* _About this task_: Return, verbatim, the part of the scene-graph transformation discussion that begins with the words containing "But the child" and ends with "the child nodes.".

Here is an example of to do it WRONG:
This actually turned out to be the solution:
Matrix GetAbsoluteTransformation()
{
if (!this.IsRoot())
{
return this.Transformation * this.Parent.GetAbsoluteTransformation();
}
else
{
return this.Transformation;
}
}
In this case, when the parent node is rotated, scaled or moved, the child is transformed the same amount, which is a correct behaviour!
But the child will only rotate around its own origin and does not move around the parent's origin.
Applications:
There is a car model with four wheels. The wheels are relative positioned around the car's origin. The wheels can rotate just like real wheels do. If I now rotate the car, the wheels should at all time stay attached to it. In this case the car is the root and the wheels are the child nodes.
Another example would be a model of the solar system. Planets rotate around their own axis, move around the sun, and moons move around planets.
With regards to your "how to do it wrong", I hate to break it to you, but it's not wrong; rather, it's incomplete. You need to do those kinds of work independently of the parent child relationship.
Here's an example of that: The wheel is attached to the car just like you mentioned. If you translate or rotate the car, you don't need to touch the wheels - they're in the same location relative to the car. However, when you try to get the wheel's new location in the 'real world', you have to traverse down the tree, applying the matrix transformations as you go. That all works, right?

(Document structure recognition data)

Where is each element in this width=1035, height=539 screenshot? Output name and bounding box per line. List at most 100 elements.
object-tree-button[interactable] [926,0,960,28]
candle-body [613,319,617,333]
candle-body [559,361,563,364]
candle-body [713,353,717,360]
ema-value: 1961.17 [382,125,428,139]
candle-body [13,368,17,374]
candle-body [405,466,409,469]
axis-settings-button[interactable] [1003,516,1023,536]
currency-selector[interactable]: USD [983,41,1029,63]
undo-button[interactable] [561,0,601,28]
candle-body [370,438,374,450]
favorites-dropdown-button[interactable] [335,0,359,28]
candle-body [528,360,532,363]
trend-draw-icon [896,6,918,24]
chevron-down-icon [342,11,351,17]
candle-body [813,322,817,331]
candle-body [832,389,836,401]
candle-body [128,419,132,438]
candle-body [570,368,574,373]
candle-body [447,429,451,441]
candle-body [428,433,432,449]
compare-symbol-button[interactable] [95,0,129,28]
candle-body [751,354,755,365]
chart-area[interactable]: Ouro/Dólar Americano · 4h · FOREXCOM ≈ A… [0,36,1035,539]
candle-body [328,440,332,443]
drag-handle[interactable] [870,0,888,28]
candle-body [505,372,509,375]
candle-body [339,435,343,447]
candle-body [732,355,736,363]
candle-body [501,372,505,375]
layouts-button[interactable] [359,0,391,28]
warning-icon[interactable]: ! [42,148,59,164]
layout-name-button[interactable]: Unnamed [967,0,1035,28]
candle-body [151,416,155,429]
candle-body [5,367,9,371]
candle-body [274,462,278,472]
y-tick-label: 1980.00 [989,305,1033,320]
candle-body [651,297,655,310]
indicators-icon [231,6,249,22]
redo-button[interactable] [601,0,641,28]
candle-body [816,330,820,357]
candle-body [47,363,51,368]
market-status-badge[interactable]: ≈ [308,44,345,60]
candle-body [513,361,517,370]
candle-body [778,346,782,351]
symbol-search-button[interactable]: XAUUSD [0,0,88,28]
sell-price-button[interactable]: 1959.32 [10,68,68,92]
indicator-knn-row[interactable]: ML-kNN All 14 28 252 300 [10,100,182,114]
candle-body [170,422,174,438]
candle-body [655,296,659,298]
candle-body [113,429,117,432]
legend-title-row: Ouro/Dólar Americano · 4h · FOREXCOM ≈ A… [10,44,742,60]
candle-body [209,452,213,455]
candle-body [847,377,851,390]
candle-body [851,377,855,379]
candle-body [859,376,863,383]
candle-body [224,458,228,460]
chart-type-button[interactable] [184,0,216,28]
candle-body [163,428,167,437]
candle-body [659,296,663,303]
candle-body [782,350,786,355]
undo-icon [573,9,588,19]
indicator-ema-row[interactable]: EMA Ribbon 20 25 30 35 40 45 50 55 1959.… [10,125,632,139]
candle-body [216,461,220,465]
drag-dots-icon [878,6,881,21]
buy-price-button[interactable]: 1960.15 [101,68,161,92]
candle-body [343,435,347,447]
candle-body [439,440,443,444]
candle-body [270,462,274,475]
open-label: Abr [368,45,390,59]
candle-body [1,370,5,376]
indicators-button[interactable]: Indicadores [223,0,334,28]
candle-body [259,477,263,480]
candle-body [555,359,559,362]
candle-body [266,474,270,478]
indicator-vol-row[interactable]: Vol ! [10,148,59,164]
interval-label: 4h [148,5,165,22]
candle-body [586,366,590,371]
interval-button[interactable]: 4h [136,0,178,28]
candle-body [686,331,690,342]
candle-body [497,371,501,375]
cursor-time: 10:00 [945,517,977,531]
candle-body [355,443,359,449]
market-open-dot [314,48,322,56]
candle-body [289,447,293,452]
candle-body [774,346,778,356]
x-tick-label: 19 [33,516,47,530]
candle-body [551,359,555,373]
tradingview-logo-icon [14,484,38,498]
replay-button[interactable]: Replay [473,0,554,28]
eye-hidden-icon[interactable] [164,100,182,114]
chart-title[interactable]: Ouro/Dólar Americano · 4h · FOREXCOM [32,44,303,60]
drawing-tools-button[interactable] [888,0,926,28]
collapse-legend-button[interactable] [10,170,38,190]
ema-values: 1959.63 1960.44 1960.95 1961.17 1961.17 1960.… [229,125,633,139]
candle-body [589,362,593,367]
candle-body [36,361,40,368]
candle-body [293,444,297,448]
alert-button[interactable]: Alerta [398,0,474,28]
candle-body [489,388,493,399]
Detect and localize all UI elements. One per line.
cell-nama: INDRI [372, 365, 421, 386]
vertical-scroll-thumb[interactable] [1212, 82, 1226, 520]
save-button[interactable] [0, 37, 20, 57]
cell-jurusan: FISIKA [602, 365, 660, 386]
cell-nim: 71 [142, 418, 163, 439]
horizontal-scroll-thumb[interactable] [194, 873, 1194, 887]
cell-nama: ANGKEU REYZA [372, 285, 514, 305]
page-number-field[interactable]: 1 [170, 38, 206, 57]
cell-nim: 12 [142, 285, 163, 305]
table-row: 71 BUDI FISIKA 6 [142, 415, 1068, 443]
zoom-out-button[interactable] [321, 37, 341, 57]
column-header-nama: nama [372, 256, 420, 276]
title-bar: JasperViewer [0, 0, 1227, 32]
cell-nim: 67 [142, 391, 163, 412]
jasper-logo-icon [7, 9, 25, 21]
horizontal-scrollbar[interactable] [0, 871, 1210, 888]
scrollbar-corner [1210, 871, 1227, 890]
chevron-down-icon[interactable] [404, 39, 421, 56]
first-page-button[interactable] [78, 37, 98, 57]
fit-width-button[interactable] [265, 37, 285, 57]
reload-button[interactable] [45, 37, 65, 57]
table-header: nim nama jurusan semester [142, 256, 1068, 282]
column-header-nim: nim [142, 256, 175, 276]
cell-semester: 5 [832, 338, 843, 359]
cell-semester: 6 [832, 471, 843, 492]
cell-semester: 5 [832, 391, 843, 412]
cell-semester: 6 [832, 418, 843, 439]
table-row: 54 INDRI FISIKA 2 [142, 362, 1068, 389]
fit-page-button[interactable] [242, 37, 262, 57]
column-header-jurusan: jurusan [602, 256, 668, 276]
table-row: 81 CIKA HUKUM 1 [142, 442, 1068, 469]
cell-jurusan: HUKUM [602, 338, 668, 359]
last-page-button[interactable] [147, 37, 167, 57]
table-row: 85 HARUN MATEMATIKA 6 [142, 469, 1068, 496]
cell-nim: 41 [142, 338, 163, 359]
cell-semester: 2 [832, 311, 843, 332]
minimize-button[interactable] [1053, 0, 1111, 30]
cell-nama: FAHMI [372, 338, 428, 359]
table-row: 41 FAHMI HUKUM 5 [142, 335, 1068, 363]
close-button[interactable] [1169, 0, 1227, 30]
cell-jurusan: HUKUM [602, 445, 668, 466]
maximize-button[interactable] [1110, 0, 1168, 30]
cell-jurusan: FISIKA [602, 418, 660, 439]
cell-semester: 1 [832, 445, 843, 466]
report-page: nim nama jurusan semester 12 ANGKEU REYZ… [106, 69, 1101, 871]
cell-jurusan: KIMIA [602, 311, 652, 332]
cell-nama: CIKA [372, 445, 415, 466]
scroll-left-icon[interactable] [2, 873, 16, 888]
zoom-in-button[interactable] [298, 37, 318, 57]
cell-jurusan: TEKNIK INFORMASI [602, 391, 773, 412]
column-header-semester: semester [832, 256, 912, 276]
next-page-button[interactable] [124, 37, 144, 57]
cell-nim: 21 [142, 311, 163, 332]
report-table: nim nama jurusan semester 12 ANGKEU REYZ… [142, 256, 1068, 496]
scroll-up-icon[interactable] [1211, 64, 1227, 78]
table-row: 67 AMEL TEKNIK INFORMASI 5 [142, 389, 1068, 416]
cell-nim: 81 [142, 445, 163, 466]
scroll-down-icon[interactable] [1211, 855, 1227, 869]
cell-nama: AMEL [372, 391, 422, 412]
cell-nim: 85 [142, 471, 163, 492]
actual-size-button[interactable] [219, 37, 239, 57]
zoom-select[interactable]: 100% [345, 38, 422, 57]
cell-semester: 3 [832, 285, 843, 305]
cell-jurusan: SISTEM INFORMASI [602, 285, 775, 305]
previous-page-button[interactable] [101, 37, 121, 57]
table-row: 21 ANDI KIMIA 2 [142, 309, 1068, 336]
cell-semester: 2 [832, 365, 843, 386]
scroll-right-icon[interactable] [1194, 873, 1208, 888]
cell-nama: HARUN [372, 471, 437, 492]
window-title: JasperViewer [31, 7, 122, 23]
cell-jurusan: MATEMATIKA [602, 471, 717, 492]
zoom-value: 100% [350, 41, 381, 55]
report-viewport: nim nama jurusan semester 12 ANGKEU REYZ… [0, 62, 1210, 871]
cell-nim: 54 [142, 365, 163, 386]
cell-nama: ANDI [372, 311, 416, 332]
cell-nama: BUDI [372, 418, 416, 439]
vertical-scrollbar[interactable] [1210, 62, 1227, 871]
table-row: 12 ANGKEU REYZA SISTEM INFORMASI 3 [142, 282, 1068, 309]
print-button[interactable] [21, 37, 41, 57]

* _Finished task_:
But the child will only rotate around its own origin and does not move around the parent's origin.
Applications:
There is a car model with four wheels. The wheels are relative positioned around the car's origin. The wheels can rotate just like real wheels do. If I now rotate the car, the wheels should at all time stay attached to it. In this case the car is the root and the wheels are the child nodes.